* _Given information_:
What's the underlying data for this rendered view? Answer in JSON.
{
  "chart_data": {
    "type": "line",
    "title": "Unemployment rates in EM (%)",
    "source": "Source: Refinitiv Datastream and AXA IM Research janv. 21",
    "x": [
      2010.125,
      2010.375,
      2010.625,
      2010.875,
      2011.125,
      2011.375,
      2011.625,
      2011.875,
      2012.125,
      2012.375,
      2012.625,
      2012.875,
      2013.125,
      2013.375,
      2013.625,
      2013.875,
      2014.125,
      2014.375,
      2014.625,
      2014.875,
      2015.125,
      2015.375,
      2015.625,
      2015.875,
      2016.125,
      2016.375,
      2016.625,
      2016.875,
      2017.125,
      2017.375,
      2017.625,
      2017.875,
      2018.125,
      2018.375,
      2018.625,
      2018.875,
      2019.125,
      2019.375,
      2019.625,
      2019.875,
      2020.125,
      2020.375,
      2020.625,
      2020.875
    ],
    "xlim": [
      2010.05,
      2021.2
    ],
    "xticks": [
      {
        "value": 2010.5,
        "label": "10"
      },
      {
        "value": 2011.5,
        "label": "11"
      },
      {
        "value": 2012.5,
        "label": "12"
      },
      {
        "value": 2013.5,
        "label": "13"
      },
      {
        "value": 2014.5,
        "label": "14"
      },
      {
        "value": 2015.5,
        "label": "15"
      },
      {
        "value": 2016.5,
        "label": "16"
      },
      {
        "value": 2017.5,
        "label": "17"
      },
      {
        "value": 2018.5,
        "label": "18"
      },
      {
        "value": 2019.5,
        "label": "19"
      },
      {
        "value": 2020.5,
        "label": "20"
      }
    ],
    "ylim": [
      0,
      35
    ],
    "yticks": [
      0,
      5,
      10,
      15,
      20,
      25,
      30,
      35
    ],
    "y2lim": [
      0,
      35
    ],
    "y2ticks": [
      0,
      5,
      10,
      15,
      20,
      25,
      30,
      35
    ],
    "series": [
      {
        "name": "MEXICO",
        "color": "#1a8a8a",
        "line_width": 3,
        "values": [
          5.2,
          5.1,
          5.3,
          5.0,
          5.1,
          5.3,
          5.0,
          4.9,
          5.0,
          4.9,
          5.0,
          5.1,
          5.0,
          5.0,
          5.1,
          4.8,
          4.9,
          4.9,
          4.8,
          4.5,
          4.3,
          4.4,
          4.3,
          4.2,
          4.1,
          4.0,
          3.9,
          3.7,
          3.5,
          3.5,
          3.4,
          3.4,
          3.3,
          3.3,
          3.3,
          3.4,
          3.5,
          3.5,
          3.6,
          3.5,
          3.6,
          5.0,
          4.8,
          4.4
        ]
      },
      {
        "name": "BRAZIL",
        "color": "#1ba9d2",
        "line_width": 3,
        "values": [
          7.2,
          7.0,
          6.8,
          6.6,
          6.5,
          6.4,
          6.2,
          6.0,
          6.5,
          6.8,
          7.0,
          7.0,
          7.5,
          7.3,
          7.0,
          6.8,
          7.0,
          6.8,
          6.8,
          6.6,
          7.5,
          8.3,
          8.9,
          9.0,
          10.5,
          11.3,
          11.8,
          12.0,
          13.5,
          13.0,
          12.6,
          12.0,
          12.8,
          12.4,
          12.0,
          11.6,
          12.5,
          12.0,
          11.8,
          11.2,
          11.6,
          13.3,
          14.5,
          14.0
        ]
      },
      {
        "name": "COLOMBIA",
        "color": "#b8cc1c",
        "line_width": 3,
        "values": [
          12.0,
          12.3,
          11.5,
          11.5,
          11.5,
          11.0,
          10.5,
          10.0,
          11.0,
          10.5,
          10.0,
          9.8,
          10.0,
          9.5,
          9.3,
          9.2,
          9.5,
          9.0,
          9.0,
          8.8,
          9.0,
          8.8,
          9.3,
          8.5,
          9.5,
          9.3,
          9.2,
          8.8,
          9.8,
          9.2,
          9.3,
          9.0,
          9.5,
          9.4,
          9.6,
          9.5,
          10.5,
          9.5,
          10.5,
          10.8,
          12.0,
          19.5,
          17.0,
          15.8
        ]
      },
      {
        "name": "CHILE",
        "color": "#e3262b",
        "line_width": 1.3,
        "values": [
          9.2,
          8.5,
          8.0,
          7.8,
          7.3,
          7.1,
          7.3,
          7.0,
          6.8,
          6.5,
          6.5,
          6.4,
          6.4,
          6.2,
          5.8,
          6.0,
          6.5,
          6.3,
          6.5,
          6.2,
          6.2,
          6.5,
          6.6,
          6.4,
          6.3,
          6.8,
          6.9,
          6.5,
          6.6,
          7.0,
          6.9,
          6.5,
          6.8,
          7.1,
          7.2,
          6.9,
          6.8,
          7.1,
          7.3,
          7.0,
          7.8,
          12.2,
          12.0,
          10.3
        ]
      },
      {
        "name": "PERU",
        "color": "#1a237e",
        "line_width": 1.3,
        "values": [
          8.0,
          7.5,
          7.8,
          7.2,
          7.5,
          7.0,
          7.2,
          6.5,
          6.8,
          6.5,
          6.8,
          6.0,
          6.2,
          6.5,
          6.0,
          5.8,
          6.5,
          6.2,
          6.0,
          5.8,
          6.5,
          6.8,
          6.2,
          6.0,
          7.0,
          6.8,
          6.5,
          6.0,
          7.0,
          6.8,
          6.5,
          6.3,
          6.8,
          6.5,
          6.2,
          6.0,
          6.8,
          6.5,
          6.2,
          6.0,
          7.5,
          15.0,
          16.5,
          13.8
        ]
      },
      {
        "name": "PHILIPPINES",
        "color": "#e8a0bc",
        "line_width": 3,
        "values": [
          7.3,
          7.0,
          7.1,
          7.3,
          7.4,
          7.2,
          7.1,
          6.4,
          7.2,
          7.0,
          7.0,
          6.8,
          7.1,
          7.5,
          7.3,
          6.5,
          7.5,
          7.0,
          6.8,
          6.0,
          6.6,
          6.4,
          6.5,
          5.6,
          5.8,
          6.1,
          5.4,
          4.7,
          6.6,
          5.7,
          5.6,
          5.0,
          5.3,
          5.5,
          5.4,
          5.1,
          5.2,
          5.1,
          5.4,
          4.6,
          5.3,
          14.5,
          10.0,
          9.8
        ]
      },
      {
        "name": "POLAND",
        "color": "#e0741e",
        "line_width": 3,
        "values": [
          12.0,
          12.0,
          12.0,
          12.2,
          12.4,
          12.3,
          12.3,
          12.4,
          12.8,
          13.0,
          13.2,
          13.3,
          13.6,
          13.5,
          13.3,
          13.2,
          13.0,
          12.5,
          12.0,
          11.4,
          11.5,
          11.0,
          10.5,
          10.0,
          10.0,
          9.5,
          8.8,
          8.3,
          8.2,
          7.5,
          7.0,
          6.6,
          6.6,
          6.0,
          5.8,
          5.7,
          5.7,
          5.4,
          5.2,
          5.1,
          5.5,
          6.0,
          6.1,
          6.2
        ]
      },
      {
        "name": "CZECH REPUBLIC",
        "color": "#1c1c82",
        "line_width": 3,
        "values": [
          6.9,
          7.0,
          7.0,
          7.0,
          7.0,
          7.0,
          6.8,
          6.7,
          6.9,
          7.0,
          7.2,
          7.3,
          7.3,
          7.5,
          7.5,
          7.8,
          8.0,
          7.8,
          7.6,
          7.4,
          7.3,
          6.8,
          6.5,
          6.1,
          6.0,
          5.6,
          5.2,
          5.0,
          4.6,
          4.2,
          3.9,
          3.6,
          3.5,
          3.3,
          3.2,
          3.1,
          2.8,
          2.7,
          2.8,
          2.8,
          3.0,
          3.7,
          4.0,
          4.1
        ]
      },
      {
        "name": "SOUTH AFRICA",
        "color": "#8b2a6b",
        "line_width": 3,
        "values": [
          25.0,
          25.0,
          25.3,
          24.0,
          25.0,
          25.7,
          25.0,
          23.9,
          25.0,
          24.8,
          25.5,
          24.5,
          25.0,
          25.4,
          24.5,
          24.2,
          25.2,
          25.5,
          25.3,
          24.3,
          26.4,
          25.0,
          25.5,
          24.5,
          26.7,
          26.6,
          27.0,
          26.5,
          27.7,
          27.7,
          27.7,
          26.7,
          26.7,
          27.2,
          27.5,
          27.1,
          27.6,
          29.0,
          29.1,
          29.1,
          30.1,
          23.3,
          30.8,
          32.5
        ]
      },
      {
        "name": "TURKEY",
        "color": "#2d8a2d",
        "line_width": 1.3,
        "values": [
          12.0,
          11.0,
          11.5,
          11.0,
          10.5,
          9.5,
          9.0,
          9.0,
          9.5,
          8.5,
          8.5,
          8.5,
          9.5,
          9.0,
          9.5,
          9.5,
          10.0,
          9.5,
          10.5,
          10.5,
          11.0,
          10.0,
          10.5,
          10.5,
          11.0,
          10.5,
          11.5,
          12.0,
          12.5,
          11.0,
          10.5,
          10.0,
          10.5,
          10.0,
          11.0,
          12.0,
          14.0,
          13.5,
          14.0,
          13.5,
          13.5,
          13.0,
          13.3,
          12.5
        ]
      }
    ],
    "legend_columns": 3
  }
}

* _Exercise requirements_: Report how many lines include the word "name". Give nothing but the number.

* _Full response_: 10